Problem:
Retype the material that follows, keeping every word as it is.

(Data listing)
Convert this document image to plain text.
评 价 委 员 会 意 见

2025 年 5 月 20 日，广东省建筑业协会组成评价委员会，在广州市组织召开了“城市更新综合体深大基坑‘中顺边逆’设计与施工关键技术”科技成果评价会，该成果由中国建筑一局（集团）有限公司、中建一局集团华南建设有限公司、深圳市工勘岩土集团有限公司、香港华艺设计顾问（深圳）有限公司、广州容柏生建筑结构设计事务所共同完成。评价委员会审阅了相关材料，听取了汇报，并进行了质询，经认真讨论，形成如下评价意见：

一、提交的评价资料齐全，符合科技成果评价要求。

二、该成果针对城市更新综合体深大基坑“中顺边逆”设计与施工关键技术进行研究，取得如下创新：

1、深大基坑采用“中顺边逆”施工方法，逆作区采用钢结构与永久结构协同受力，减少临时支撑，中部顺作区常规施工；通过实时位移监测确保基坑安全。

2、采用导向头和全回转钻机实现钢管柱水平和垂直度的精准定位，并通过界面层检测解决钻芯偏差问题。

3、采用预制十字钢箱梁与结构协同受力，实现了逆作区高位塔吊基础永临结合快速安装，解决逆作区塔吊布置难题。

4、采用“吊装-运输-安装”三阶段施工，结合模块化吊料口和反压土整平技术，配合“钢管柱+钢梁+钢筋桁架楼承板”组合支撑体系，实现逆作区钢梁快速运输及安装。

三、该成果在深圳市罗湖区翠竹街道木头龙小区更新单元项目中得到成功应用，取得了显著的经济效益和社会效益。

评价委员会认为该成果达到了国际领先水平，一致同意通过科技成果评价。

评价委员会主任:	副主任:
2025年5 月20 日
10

Solved exercise:
Convert this document image to plain text.
评 价 委 员 会 意 见

2025 年 5 月 20 日，广东省建筑业协会组成评价委员会，在广州市组织召开了“城市更新综合体深大基坑‘中顺边逆’设计与施工关键技术”科技成果评价会，该成果由中国建筑一局（集团）有限公司、中建一局集团华南建设有限公司、深圳市工勘岩土集团有限公司、香港华艺设计顾问（深圳）有限公司、广州容柏生建筑结构设计事务所共同完成。评价委员会审阅了相关材料，听取了汇报，并进行了质询，经认真讨论，形成如下评价意见：

一、提交的评价资料齐全，符合科技成果评价要求。

二、该成果针对城市更新综合体深大基坑“中顺边逆”设计与施工关键技术进行研究，取得如下创新：

1、深大基坑采用“中顺边逆”施工方法，逆作区采用钢结构与永久结构协同受力，减少临时支撑，中部顺作区常规施工；通过实时位移监测确保基坑安全。

2、采用导向头和全回转钻机实现钢管柱水平和垂直度的精准定位，并通过界面层检测解决钻芯偏差问题。

3、采用预制十字钢箱梁与结构协同受力，实现了逆作区高位塔吊基础永临结合快速安装，解决逆作区塔吊布置难题。

4、采用“吊装-运输-安装”三阶段施工，结合模块化吊料口和反压土整平技术，配合“钢管柱+钢梁+钢筋桁架楼承板”组合支撑体系，实现逆作区钢梁快速运输及安装。

三、该成果在深圳市罗湖区翠竹街道木头龙小区更新单元项目中得到成功应用，取得了显著的经济效益和社会效益。

评价委员会认为该成果达到了国际领先水平，一致同意通过科技成果评价。

评价委员会主任:	副主任:
2025年5 月20 日
10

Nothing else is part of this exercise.